> Given problem
Convert the records below into a JSON list of strings, with one string per line and no blank lines.
★ ★ ★ ★ ★
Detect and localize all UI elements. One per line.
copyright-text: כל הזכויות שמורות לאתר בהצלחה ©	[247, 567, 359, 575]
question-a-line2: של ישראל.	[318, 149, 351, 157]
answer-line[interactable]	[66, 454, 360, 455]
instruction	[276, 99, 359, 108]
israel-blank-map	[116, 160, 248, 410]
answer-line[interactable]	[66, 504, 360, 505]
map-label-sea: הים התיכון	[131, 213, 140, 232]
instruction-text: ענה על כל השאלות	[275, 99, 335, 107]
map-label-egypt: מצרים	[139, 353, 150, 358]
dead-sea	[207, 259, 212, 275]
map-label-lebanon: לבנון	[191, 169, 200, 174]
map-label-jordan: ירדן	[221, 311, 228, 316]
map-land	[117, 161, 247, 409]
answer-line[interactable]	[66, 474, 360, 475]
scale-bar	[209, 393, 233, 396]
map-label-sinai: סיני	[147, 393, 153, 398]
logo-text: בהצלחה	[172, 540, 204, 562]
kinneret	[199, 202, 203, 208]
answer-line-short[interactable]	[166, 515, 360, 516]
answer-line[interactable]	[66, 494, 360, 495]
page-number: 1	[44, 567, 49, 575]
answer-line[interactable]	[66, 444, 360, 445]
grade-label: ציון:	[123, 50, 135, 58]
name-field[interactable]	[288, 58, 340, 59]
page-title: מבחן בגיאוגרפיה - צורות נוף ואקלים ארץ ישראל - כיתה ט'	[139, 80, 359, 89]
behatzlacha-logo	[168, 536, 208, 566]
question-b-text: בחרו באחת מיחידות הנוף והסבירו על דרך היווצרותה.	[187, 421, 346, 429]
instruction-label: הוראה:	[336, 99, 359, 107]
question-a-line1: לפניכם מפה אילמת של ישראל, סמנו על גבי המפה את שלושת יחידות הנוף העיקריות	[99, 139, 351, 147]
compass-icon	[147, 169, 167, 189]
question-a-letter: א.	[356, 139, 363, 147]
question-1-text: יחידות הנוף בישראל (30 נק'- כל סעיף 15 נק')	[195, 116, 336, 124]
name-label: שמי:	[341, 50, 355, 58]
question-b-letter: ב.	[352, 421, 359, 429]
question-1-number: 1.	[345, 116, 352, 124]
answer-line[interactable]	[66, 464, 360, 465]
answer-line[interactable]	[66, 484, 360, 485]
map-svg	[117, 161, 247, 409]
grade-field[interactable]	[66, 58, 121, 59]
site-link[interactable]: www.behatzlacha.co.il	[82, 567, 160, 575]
★ ★ ★ ★ ★
> Solution below
[
  "Detect and localize all UI elements. One per line.",
  "copyright-text: כל הזכויות שמורות לאתר בהצלחה ©\t[247, 567, 359, 575]",
  "question-a-line2: של ישראל.\t[318, 149, 351, 157]",
  "answer-line[interactable]\t[66, 454, 360, 455]",
  "instruction\t[276, 99, 359, 108]",
  "israel-blank-map\t[116, 160, 248, 410]",
  "answer-line[interactable]\t[66, 504, 360, 505]",
  "map-label-sea: הים התיכון\t[131, 213, 140, 232]",
  "instruction-text: ענה על כל השאלות\t[275, 99, 335, 107]",
  "map-label-egypt: מצרים\t[139, 353, 150, 358]",
  "dead-sea\t[207, 259, 212, 275]",
  "map-label-lebanon: לבנון\t[191, 169, 200, 174]",
  "map-label-jordan: ירדן\t[221, 311, 228, 316]",
  "map-land\t[117, 161, 247, 409]",
  "answer-line[interactable]\t[66, 474, 360, 475]",
  "scale-bar\t[209, 393, 233, 396]",
  "map-label-sinai: סיני\t[147, 393, 153, 398]",
  "logo-text: בהצלחה\t[172, 540, 204, 562]",
  "kinneret\t[199, 202, 203, 208]",
  "answer-line-short[interactable]\t[166, 515, 360, 516]",
  "answer-line[interactable]\t[66, 494, 360, 495]",
  "page-number: 1\t[44, 567, 49, 575]",
  "answer-line[interactable]\t[66, 444, 360, 445]",
  "grade-label: ציון:\t[123, 50, 135, 58]",
  "name-field[interactable]\t[288, 58, 340, 59]",
  "page-title: מבחן בגיאוגרפיה - צורות נוף ואקלים ארץ ישראל - כיתה ט'\t[139, 80, 359, 89]",
  "behatzlacha-logo\t[168, 536, 208, 566]",
  "question-b-text: בחרו באחת מיחידות הנוף והסבירו על דרך היווצרותה.\t[187, 421, 346, 429]",
  "instruction-label: הוראה:\t[336, 99, 359, 107]",
  "question-a-line1: לפניכם מפה אילמת של ישראל, סמנו על גבי המפה את שלושת יחידות הנוף העיקריות\t[99, 139, 351, 147]",
  "compass-icon\t[147, 169, 167, 189]",
  "question-a-letter: א.\t[356, 139, 363, 147]",
  "question-1-text: יחידות הנוף בישראל (30 נק'- כל סעיף 15 נק')\t[195, 116, 336, 124]",
  "name-label: שמי:\t[341, 50, 355, 58]",
  "question-b-letter: ב.\t[352, 421, 359, 429]",
  "question-1-number: 1.\t[345, 116, 352, 124]",
  "answer-line[interactable]\t[66, 464, 360, 465]",
  "answer-line[interactable]\t[66, 484, 360, 485]",
  "map-svg\t[117, 161, 247, 409]",
  "grade-field[interactable]\t[66, 58, 121, 59]",
  "site-link[interactable]: www.behatzlacha.co.il\t[82, 567, 160, 575]"
]